• _Transcribed document page entries_
+ + + + +
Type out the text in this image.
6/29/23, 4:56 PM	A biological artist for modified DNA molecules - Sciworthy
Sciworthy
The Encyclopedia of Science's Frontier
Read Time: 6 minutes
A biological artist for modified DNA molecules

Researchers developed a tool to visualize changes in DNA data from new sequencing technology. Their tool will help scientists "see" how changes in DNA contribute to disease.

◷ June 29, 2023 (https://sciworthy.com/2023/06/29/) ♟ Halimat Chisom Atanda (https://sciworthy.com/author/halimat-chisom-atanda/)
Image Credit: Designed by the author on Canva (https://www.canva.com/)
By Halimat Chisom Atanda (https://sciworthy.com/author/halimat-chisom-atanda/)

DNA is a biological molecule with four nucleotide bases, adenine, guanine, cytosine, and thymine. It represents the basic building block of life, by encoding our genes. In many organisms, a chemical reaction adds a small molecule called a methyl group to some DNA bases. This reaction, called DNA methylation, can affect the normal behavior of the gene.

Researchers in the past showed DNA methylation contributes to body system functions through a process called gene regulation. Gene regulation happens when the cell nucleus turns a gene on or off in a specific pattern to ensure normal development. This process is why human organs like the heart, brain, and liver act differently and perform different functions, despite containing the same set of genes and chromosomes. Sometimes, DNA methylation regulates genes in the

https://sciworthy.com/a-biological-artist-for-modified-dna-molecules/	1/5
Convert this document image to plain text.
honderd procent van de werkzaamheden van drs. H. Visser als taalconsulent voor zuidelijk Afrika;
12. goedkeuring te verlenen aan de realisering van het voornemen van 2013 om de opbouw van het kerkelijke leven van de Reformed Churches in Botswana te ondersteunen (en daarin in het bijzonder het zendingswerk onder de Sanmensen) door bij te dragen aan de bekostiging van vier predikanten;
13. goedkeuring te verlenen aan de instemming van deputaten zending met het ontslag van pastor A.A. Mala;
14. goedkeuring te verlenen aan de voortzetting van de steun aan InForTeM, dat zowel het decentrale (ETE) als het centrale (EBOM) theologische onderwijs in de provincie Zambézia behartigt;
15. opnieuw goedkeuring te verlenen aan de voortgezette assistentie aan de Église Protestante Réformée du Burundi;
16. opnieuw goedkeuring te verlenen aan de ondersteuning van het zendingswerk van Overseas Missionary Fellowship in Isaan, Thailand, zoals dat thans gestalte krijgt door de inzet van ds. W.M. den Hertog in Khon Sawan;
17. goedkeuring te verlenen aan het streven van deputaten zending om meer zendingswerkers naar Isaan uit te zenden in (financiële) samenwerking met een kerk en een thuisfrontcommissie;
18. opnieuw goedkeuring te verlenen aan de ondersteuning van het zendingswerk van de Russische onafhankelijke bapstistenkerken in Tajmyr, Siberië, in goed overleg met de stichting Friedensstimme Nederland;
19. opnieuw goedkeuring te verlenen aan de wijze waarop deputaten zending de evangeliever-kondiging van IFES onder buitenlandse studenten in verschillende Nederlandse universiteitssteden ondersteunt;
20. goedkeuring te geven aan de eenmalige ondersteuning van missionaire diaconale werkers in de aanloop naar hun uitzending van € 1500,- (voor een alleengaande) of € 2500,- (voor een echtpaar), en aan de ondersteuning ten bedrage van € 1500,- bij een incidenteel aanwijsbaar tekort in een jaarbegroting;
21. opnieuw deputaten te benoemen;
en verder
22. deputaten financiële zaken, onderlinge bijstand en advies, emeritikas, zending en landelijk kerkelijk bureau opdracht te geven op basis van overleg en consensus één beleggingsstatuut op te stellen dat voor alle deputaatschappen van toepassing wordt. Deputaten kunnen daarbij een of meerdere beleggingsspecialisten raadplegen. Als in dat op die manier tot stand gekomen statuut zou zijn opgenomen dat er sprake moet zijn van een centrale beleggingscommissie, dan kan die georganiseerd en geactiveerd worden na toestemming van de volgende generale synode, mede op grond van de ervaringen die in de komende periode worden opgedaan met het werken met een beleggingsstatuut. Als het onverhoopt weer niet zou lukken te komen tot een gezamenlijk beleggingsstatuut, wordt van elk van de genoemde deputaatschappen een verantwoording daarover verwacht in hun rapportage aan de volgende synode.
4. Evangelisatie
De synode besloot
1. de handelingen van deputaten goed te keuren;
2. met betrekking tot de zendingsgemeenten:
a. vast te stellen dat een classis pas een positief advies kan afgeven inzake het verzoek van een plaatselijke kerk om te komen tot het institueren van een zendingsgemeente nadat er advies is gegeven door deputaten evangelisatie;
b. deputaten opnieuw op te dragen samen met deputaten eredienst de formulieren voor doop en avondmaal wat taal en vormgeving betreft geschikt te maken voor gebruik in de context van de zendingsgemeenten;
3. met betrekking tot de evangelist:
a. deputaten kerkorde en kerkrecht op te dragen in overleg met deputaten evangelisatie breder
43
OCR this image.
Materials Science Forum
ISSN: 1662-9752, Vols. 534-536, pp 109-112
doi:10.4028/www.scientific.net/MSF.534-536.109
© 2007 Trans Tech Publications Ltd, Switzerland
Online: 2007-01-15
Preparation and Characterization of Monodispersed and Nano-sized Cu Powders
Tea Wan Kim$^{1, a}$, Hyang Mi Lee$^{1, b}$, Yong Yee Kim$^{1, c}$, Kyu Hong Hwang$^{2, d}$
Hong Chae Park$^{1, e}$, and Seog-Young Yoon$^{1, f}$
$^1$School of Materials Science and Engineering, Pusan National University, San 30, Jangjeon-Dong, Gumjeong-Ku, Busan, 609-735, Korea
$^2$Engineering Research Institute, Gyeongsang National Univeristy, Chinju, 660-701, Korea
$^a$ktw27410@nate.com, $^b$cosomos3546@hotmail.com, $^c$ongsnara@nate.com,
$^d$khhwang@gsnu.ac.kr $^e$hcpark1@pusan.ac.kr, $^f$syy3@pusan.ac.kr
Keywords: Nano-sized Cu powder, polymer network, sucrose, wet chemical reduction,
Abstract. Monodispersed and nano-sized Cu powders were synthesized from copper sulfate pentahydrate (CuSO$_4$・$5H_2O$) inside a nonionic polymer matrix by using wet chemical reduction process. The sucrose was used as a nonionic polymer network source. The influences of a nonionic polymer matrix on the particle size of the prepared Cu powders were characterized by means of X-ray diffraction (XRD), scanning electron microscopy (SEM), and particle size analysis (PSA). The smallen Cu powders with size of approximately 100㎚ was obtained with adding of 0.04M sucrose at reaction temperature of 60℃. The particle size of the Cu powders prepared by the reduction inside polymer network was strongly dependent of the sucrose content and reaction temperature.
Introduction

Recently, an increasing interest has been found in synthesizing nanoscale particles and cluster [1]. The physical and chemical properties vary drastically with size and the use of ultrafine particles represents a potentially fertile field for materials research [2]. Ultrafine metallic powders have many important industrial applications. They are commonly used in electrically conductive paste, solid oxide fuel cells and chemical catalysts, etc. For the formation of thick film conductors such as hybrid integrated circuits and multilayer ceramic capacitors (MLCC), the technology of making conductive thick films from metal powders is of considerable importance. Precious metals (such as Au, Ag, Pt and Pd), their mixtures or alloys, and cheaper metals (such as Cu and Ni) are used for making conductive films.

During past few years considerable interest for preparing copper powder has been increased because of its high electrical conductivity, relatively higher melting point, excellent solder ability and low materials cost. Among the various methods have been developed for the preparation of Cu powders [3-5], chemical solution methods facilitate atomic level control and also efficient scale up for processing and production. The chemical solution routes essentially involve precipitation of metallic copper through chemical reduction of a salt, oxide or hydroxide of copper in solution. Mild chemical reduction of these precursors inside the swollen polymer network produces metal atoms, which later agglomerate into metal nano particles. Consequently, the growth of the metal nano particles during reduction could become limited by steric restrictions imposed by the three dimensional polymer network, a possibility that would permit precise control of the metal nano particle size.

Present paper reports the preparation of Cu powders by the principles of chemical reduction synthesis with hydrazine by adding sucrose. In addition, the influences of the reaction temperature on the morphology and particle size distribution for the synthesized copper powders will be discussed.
+ + + + +
• _Exercise directions_
Search the records above for the string "Science". Copy every line that contains it.

• _Written reply_
The Encyclopedia of Science's Frontier
Materials Science Forum
$^1$School of Materials Science and Engineering, Pusan National University, San 30, Jangjeon-Dong, Gumjeong-Ku, Busan, 609-735, Korea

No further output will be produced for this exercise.